* [Given exercise]
A line counts if it contains the string "Central"; say how many such lines there are, giving only the number.

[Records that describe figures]
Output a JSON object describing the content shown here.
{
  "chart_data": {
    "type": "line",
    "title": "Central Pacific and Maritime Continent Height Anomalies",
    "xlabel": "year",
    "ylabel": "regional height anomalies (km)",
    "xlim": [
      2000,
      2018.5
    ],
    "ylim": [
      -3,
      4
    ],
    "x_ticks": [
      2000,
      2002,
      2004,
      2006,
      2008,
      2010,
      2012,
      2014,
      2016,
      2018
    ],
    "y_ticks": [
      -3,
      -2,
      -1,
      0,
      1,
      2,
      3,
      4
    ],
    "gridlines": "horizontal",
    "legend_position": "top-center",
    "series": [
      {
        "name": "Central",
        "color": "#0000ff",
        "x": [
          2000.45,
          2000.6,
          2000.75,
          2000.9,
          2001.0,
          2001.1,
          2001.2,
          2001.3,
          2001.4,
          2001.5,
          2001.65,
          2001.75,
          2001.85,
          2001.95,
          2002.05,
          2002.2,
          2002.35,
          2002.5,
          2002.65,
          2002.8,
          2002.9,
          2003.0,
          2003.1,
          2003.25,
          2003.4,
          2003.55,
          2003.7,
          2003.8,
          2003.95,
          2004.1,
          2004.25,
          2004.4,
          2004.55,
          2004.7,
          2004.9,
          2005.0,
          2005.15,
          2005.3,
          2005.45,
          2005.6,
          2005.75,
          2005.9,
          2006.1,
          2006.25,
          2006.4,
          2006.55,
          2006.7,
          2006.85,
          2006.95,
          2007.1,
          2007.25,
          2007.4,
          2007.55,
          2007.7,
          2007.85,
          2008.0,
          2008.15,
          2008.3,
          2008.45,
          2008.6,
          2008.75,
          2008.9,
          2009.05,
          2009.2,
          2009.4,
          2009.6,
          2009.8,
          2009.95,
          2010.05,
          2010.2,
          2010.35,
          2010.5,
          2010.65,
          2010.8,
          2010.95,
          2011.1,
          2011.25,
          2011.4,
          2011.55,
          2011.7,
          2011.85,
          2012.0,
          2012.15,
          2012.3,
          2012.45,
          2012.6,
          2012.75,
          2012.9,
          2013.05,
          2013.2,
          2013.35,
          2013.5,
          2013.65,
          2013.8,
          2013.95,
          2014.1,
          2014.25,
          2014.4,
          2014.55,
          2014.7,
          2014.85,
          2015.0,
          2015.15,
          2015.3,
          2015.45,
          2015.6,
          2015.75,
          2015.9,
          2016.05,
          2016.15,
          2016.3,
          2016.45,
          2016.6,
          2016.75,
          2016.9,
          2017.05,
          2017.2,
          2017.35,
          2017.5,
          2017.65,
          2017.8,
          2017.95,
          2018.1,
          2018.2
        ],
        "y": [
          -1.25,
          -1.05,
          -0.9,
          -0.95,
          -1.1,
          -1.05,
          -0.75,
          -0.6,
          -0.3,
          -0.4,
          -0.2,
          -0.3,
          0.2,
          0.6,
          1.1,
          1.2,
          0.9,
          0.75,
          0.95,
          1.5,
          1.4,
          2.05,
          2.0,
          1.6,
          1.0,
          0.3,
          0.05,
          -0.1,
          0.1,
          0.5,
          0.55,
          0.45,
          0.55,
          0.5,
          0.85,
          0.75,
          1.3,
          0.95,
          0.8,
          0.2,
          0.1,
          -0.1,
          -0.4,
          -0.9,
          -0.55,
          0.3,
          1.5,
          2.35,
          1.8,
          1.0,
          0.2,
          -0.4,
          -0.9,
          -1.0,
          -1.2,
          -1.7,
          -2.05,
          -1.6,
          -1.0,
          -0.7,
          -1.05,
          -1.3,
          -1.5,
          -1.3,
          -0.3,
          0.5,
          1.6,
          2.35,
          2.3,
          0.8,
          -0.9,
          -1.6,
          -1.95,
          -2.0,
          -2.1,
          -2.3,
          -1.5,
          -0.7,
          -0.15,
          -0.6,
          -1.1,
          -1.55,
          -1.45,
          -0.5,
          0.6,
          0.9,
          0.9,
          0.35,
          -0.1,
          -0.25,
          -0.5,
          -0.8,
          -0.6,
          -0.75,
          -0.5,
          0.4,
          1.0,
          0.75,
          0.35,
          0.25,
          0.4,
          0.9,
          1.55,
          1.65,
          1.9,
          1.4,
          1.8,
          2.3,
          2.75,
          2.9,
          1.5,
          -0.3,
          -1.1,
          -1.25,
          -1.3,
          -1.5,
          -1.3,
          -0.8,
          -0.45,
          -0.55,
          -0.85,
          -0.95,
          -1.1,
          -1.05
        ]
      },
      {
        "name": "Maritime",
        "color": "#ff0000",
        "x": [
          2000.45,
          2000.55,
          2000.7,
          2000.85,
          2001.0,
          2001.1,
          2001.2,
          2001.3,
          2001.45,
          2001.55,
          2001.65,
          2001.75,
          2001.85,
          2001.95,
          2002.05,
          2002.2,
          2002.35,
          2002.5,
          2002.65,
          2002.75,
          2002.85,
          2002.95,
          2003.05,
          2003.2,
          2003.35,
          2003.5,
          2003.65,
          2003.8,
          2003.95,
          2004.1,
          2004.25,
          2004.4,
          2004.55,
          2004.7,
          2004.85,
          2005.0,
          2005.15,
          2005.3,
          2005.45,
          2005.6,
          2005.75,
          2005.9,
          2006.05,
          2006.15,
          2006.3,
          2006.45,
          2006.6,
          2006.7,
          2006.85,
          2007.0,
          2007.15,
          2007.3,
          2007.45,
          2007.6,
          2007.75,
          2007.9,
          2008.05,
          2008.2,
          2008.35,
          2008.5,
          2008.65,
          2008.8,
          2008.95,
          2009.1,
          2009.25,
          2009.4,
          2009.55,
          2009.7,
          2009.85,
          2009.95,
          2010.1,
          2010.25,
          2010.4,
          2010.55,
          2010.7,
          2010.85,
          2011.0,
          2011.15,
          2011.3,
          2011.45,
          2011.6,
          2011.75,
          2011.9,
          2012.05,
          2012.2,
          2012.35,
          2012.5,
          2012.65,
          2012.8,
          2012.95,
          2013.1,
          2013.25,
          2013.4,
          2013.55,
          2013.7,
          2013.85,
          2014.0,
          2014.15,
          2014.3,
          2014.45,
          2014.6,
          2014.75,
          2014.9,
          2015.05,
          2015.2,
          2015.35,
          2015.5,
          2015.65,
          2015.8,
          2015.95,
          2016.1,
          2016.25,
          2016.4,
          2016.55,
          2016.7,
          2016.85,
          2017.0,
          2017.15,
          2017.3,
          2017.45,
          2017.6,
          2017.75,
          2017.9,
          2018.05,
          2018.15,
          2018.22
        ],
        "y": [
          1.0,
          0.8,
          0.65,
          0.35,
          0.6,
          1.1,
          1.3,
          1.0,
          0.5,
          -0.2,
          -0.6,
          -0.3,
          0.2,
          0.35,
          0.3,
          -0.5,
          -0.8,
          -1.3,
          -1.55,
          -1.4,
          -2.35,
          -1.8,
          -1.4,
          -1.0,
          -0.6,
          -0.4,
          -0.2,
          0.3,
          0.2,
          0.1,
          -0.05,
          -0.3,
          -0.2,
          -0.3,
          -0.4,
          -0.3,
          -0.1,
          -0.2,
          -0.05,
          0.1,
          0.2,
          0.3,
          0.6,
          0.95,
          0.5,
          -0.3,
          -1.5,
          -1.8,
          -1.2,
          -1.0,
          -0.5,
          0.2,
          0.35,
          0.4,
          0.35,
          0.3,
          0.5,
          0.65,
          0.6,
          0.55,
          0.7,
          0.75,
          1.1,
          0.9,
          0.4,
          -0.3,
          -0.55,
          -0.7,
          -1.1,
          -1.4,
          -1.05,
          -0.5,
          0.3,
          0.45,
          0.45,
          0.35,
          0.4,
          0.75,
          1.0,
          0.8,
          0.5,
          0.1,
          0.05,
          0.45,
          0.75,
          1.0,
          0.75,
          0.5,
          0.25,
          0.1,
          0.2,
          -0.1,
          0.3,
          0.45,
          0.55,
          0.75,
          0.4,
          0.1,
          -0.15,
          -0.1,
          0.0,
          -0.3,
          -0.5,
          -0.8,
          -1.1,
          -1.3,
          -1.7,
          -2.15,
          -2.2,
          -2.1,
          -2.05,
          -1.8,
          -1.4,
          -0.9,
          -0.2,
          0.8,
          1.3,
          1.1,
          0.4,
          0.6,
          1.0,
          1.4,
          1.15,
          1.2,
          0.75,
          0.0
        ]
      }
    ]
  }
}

* [Expected answer]
2